**PROBLEM DETAILS**
Each entry needs to be restated exactly as written.

**ENTRIES SUPPLIED**
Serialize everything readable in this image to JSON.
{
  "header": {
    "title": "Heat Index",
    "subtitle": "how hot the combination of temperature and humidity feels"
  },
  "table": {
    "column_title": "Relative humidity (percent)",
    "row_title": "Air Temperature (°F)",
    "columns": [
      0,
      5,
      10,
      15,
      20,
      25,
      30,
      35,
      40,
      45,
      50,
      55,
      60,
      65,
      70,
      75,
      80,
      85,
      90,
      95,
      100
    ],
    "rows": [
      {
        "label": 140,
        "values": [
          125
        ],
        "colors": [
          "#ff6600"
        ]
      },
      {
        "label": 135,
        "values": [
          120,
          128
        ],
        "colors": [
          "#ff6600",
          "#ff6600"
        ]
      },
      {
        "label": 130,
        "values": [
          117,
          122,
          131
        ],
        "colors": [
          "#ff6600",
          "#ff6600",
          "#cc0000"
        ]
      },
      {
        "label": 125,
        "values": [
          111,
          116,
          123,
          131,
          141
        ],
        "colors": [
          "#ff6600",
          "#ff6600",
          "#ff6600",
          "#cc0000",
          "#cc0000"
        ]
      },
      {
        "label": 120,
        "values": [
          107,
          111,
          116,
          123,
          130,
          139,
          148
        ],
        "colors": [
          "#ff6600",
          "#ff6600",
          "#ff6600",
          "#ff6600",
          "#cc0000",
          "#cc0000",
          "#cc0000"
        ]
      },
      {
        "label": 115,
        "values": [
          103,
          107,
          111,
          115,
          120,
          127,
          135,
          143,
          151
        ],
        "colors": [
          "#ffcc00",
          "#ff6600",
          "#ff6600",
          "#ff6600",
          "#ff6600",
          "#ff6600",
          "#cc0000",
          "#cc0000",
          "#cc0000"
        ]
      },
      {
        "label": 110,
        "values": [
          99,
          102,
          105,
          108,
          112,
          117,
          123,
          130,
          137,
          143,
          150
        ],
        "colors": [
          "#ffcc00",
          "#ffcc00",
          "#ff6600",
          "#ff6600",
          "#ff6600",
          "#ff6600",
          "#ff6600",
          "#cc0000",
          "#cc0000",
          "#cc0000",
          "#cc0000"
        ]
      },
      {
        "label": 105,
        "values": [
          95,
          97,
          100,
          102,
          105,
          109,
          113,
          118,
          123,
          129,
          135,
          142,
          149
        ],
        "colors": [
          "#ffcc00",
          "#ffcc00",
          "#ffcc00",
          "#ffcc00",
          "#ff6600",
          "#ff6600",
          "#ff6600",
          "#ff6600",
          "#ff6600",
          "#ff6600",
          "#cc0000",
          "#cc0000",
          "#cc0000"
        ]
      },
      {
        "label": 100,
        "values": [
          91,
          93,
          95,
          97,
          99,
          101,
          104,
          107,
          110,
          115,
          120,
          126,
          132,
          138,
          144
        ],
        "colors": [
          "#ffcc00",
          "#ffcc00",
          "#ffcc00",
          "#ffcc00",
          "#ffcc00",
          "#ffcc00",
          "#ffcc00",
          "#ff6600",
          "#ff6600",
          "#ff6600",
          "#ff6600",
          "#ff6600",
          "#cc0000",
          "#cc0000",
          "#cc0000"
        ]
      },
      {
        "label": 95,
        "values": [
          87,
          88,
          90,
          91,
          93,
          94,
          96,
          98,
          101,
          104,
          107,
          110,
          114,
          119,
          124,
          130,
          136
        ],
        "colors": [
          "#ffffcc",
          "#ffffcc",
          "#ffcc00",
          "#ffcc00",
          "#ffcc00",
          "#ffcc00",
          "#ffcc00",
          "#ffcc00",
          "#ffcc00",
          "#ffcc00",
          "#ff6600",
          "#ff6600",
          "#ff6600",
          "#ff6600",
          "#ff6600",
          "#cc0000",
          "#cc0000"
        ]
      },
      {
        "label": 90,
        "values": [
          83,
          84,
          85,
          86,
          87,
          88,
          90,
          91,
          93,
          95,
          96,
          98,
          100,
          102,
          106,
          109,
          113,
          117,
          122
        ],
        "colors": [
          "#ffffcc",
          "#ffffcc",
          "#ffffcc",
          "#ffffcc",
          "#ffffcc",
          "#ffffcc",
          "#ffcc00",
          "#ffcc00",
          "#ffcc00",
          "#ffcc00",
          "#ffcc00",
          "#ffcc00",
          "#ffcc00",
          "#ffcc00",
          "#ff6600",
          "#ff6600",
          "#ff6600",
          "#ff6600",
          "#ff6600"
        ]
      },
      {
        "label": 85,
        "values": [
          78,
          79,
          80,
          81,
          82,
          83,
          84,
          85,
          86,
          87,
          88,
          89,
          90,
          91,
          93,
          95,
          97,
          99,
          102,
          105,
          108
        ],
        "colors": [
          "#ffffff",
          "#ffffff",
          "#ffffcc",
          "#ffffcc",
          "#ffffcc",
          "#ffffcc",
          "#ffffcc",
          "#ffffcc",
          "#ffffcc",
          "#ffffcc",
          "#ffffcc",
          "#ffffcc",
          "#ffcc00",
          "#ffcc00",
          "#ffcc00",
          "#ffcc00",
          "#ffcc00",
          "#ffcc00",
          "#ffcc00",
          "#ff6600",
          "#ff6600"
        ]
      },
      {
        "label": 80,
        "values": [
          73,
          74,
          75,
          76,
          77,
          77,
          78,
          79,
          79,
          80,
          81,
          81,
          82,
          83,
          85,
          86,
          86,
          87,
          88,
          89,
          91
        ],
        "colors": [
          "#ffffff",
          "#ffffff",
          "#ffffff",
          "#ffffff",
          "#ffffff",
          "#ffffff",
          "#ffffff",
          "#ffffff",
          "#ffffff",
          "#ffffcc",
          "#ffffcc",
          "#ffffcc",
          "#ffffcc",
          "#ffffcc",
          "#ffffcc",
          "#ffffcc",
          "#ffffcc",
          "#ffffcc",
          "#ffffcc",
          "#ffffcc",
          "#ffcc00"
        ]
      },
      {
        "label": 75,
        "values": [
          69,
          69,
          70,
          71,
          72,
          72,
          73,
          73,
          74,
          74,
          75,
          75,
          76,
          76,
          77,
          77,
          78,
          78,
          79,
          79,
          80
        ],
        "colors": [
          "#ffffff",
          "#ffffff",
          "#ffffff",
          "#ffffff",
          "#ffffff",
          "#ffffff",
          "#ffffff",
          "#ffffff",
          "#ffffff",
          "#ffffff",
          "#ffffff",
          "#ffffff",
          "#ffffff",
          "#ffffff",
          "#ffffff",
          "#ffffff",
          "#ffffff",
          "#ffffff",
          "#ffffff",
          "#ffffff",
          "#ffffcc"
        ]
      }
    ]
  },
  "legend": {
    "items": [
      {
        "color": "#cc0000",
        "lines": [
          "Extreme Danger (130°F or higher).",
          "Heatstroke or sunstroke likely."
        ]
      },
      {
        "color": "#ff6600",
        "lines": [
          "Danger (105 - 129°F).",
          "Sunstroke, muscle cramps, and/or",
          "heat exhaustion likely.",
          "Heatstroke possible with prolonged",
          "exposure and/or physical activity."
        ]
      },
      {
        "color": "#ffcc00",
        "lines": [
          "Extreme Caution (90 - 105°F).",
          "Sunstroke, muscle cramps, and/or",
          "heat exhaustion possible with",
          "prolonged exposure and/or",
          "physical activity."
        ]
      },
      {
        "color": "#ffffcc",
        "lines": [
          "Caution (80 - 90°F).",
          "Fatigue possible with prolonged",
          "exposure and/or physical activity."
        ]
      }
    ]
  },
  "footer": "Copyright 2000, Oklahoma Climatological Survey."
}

**ANSWER TO THE PROBLEM**
Serialize everything readable in this image to JSON.
{
  "header": {
    "title": "Heat Index",
    "subtitle": "how hot the combination of temperature and humidity feels"
  },
  "table": {
    "column_title": "Relative humidity (percent)",
    "row_title": "Air Temperature (°F)",
    "columns": [
      0,
      5,
      10,
      15,
      20,
      25,
      30,
      35,
      40,
      45,
      50,
      55,
      60,
      65,
      70,
      75,
      80,
      85,
      90,
      95,
      100
    ],
    "rows": [
      {
        "label": 140,
        "values": [
          125
        ],
        "colors": [
          "#ff6600"
        ]
      },
      {
        "label": 135,
        "values": [
          120,
          128
        ],
        "colors": [
          "#ff6600",
          "#ff6600"
        ]
      },
      {
        "label": 130,
        "values": [
          117,
          122,
          131
        ],
        "colors": [
          "#ff6600",
          "#ff6600",
          "#cc0000"
        ]
      },
      {
        "label": 125,
        "values": [
          111,
          116,
          123,
          131,
          141
        ],
        "colors": [
          "#ff6600",
          "#ff6600",
          "#ff6600",
          "#cc0000",
          "#cc0000"
        ]
      },
      {
        "label": 120,
        "values": [
          107,
          111,
          116,
          123,
          130,
          139,
          148
        ],
        "colors": [
          "#ff6600",
          "#ff6600",
          "#ff6600",
          "#ff6600",
          "#cc0000",
          "#cc0000",
          "#cc0000"
        ]
      },
      {
        "label": 115,
        "values": [
          103,
          107,
          111,
          115,
          120,
          127,
          135,
          143,
          151
        ],
        "colors": [
          "#ffcc00",
          "#ff6600",
          "#ff6600",
          "#ff6600",
          "#ff6600",
          "#ff6600",
          "#cc0000",
          "#cc0000",
          "#cc0000"
        ]
      },
      {
        "label": 110,
        "values": [
          99,
          102,
          105,
          108,
          112,
          117,
          123,
          130,
          137,
          143,
          150
        ],
        "colors": [
          "#ffcc00",
          "#ffcc00",
          "#ff6600",
          "#ff6600",
          "#ff6600",
          "#ff6600",
          "#ff6600",
          "#cc0000",
          "#cc0000",
          "#cc0000",
          "#cc0000"
        ]
      },
      {
        "label": 105,
        "values": [
          95,
          97,
          100,
          102,
          105,
          109,
          113,
          118,
          123,
          129,
          135,
          142,
          149
        ],
        "colors": [
          "#ffcc00",
          "#ffcc00",
          "#ffcc00",
          "#ffcc00",
          "#ff6600",
          "#ff6600",
          "#ff6600",
          "#ff6600",
          "#ff6600",
          "#ff6600",
          "#cc0000",
          "#cc0000",
          "#cc0000"
        ]
      },
      {
        "label": 100,
        "values": [
          91,
          93,
          95,
          97,
          99,
          101,
          104,
          107,
          110,
          115,
          120,
          126,
          132,
          138,
          144
        ],
        "colors": [
          "#ffcc00",
          "#ffcc00",
          "#ffcc00",
          "#ffcc00",
          "#ffcc00",
          "#ffcc00",
          "#ffcc00",
          "#ff6600",
          "#ff6600",
          "#ff6600",
          "#ff6600",
          "#ff6600",
          "#cc0000",
          "#cc0000",
          "#cc0000"
        ]
      },
      {
        "label": 95,
        "values": [
          87,
          88,
          90,
          91,
          93,
          94,
          96,
          98,
          101,
          104,
          107,
          110,
          114,
          119,
          124,
          130,
          136
        ],
        "colors": [
          "#ffffcc",
          "#ffffcc",
          "#ffcc00",
          "#ffcc00",
          "#ffcc00",
          "#ffcc00",
          "#ffcc00",
          "#ffcc00",
          "#ffcc00",
          "#ffcc00",
          "#ff6600",
          "#ff6600",
          "#ff6600",
          "#ff6600",
          "#ff6600",
          "#cc0000",
          "#cc0000"
        ]
      },
      {
        "label": 90,
        "values": [
          83,
          84,
          85,
          86,
          87,
          88,
          90,
          91,
          93,
          95,
          96,
          98,
          100,
          102,
          106,
          109,
          113,
          117,
          122
        ],
        "colors": [
          "#ffffcc",
          "#ffffcc",
          "#ffffcc",
          "#ffffcc",
          "#ffffcc",
          "#ffffcc",
          "#ffcc00",
          "#ffcc00",
          "#ffcc00",
          "#ffcc00",
          "#ffcc00",
          "#ffcc00",
          "#ffcc00",
          "#ffcc00",
          "#ff6600",
          "#ff6600",
          "#ff6600",
          "#ff6600",
          "#ff6600"
        ]
      },
      {
        "label": 85,
        "values": [
          78,
          79,
          80,
          81,
          82,
          83,
          84,
          85,
          86,
          87,
          88,
          89,
          90,
          91,
          93,
          95,
          97,
          99,
          102,
          105,
          108
        ],
        "colors": [
          "#ffffff",
          "#ffffff",
          "#ffffcc",
          "#ffffcc",
          "#ffffcc",
          "#ffffcc",
          "#ffffcc",
          "#ffffcc",
          "#ffffcc",
          "#ffffcc",
          "#ffffcc",
          "#ffffcc",
          "#ffcc00",
          "#ffcc00",
          "#ffcc00",
          "#ffcc00",
          "#ffcc00",
          "#ffcc00",
          "#ffcc00",
          "#ff6600",
          "#ff6600"
        ]
      },
      {
        "label": 80,
        "values": [
          73,
          74,
          75,
          76,
          77,
          77,
          78,
          79,
          79,
          80,
          81,
          81,
          82,
          83,
          85,
          86,
          86,
          87,
          88,
          89,
          91
        ],
        "colors": [
          "#ffffff",
          "#ffffff",
          "#ffffff",
          "#ffffff",
          "#ffffff",
          "#ffffff",
          "#ffffff",
          "#ffffff",
          "#ffffff",
          "#ffffcc",
          "#ffffcc",
          "#ffffcc",
          "#ffffcc",
          "#ffffcc",
          "#ffffcc",
          "#ffffcc",
          "#ffffcc",
          "#ffffcc",
          "#ffffcc",
          "#ffffcc",
          "#ffcc00"
        ]
      },
      {
        "label": 75,
        "values": [
          69,
          69,
          70,
          71,
          72,
          72,
          73,
          73,
          74,
          74,
          75,
          75,
          76,
          76,
          77,
          77,
          78,
          78,
          79,
          79,
          80
        ],
        "colors": [
          "#ffffff",
          "#ffffff",
          "#ffffff",
          "#ffffff",
          "#ffffff",
          "#ffffff",
          "#ffffff",
          "#ffffff",
          "#ffffff",
          "#ffffff",
          "#ffffff",
          "#ffffff",
          "#ffffff",
          "#ffffff",
          "#ffffff",
          "#ffffff",
          "#ffffff",
          "#ffffff",
          "#ffffff",
          "#ffffff",
          "#ffffcc"
        ]
      }
    ]
  },
  "legend": {
    "items": [
      {
        "color": "#cc0000",
        "lines": [
          "Extreme Danger (130°F or higher).",
          "Heatstroke or sunstroke likely."
        ]
      },
      {
        "color": "#ff6600",
        "lines": [
          "Danger (105 - 129°F).",
          "Sunstroke, muscle cramps, and/or",
          "heat exhaustion likely.",
          "Heatstroke possible with prolonged",
          "exposure and/or physical activity."
        ]
      },
      {
        "color": "#ffcc00",
        "lines": [
          "Extreme Caution (90 - 105°F).",
          "Sunstroke, muscle cramps, and/or",
          "heat exhaustion possible with",
          "prolonged exposure and/or",
          "physical activity."
        ]
      },
      {
        "color": "#ffffcc",
        "lines": [
          "Caution (80 - 90°F).",
          "Fatigue possible with prolonged",
          "exposure and/or physical activity."
        ]
      }
    ]
  },
  "footer": "Copyright 2000, Oklahoma Climatological Survey."
}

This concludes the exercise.